» **About this exercise**:
In the forum posts below, which city did the writer usually fly to from Heathrow before connecting to Panama?

(Reading text Opens)

My island? I went the cheapest way which was about £600 return plus a bit more for the boat. I didn't like changing flights in Miami so ended up usually flying from Heathrow (near where I live) to New York and then connecting to Panama. Then a night in Panama and next day had a boatman take me out. The first time I went the island agent arranged a small plane to land us out in the island group and then a boat from there but it was really just as easy to have an hour boat from the mainland straight to my island... and we are talking about survival skills here by the way not luxury Necker type stuff.

SchrodingersBox · 09/05/2020 17:30

I had no family help, rubbish A levels and a 2:2 from a mediocre university, from memory it's main claim to fame was the longest student bar in Europe. I did get a decent job after uni and worked part time on top of that (probably 60 hours a week across the two) and both were mentally and physically demanding. I lived frugally, I sofa surfed for months and used to run to work. That allowed me to buy my first house a 2 bed terrace in East London. I then married someone with a 2 bed terrace and we bought a 3 bed semi which we did loads of work to make it a 4 bed.

(Reading text Closes)
(Data section Opens)

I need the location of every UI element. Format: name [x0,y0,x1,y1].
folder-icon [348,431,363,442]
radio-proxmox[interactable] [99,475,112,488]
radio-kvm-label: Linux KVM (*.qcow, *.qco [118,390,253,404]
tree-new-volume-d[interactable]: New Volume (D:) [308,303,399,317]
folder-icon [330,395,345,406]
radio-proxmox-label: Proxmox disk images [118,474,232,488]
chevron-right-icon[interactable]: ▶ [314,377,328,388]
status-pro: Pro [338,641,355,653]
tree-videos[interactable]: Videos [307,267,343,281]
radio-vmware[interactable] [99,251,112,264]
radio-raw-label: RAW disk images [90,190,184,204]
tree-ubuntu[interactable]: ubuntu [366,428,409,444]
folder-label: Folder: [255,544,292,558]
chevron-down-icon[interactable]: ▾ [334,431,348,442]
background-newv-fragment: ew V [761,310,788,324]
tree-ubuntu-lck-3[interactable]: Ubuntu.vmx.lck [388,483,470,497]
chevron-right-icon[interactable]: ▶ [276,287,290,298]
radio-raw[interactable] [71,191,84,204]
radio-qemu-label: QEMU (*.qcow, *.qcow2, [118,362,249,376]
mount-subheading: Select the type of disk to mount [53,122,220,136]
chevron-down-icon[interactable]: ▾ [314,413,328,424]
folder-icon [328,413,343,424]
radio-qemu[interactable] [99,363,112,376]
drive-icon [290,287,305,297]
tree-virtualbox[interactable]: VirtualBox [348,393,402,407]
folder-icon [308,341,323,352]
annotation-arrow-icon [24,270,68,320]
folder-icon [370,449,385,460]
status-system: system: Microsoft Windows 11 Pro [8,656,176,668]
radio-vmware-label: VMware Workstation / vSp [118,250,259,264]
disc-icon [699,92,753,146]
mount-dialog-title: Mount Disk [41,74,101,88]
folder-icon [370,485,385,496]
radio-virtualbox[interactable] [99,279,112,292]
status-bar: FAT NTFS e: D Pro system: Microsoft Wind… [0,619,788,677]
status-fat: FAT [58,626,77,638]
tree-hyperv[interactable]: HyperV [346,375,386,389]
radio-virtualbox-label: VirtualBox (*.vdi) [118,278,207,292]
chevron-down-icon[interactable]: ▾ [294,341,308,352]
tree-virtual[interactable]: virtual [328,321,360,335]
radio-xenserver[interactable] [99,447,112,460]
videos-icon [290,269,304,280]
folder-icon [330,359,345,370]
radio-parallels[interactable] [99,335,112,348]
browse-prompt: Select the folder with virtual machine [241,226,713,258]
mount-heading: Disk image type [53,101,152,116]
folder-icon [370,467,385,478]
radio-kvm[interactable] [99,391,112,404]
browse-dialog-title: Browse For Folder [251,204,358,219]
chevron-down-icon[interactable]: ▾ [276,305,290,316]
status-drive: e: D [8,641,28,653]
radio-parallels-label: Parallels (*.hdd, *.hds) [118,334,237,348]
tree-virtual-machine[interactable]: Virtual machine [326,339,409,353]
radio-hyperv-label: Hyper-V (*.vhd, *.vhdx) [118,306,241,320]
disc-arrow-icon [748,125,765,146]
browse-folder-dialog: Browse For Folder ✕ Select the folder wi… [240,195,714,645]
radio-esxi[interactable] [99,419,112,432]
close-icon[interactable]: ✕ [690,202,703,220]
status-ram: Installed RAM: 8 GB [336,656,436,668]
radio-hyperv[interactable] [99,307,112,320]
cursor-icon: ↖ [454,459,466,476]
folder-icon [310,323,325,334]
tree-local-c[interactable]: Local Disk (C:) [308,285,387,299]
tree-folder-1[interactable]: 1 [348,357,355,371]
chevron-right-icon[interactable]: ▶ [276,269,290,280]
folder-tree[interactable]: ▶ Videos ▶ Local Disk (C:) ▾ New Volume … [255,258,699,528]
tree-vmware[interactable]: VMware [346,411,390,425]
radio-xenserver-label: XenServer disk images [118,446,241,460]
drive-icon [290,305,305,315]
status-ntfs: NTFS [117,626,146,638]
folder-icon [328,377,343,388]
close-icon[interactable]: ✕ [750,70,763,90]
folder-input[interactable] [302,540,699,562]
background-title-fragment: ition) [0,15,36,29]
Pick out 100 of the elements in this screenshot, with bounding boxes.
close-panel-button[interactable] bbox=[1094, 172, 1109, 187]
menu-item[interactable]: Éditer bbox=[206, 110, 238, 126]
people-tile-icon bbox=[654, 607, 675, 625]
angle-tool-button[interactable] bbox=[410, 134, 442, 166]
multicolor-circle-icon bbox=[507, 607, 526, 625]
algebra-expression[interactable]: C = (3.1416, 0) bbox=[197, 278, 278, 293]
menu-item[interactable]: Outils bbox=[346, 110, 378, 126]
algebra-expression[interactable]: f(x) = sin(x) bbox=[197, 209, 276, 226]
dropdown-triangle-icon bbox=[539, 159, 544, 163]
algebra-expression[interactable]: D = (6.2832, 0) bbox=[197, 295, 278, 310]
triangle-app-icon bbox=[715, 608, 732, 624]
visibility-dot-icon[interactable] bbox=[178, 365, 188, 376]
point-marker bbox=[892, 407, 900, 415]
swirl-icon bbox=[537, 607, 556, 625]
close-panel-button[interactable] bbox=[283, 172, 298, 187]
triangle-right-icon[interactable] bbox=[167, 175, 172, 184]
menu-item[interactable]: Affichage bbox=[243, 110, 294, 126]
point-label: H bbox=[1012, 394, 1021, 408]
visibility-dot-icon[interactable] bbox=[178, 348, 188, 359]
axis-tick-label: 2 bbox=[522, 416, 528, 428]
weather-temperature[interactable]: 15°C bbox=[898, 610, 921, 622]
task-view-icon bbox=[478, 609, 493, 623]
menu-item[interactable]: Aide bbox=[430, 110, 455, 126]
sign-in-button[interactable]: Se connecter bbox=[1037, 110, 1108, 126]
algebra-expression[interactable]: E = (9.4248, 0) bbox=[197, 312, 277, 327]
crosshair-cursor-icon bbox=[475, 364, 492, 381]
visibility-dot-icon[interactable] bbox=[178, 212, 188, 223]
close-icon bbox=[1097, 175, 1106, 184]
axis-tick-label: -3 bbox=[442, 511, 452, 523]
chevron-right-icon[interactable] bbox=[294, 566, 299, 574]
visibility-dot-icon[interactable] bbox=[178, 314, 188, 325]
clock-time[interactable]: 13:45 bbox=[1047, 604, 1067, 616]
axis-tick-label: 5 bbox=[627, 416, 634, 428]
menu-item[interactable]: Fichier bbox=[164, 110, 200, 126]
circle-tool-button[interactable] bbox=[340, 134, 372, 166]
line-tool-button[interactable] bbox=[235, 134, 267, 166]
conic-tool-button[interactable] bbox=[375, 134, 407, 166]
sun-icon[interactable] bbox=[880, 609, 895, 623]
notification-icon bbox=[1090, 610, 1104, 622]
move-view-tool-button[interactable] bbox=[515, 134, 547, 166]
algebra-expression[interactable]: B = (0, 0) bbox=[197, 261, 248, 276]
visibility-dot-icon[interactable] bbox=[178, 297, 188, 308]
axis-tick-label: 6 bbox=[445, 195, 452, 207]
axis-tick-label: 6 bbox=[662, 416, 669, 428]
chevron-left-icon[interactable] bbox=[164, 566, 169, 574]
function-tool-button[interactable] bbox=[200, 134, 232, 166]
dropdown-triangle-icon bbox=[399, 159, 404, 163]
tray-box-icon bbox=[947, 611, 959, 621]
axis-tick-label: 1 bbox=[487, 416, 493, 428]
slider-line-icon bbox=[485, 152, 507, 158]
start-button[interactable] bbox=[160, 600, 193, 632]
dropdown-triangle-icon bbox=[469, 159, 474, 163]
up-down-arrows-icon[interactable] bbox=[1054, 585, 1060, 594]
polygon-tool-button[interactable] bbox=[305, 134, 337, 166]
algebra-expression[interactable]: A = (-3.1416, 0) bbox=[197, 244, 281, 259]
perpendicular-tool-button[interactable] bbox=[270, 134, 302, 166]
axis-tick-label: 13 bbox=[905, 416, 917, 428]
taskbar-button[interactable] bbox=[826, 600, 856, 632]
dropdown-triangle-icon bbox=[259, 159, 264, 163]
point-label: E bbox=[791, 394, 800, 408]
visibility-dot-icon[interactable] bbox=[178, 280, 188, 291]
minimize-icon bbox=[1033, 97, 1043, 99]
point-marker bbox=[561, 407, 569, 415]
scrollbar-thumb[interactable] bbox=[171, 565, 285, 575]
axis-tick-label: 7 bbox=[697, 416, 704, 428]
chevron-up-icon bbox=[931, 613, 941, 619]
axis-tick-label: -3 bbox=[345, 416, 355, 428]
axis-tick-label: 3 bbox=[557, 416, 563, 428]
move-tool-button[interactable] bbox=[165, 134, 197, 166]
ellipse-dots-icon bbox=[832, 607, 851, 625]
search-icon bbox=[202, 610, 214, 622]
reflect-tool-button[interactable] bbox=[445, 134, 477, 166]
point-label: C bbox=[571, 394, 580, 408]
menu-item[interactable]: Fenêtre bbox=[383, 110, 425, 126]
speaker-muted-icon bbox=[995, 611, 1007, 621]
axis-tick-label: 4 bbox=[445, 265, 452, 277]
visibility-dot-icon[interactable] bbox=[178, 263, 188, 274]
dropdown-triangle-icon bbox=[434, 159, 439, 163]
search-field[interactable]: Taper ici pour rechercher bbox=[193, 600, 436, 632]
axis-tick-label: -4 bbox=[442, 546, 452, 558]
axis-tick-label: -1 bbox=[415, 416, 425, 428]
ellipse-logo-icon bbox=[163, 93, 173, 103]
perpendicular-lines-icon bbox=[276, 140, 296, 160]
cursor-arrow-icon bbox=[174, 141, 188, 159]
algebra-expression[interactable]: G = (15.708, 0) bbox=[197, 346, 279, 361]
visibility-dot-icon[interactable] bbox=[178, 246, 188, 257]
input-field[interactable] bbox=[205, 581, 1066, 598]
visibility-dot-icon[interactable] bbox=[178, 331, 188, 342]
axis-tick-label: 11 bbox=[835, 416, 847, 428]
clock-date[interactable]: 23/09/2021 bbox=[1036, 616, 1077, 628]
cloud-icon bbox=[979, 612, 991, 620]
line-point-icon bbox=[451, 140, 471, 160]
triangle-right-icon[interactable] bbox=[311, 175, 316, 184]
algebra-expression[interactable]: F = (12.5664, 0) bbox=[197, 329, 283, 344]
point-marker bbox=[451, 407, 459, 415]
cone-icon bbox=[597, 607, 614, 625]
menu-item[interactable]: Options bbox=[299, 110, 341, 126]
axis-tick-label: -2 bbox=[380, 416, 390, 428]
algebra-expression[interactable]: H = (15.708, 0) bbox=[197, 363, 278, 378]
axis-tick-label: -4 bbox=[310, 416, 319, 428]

(Data section Closes)

» **Response**:
New York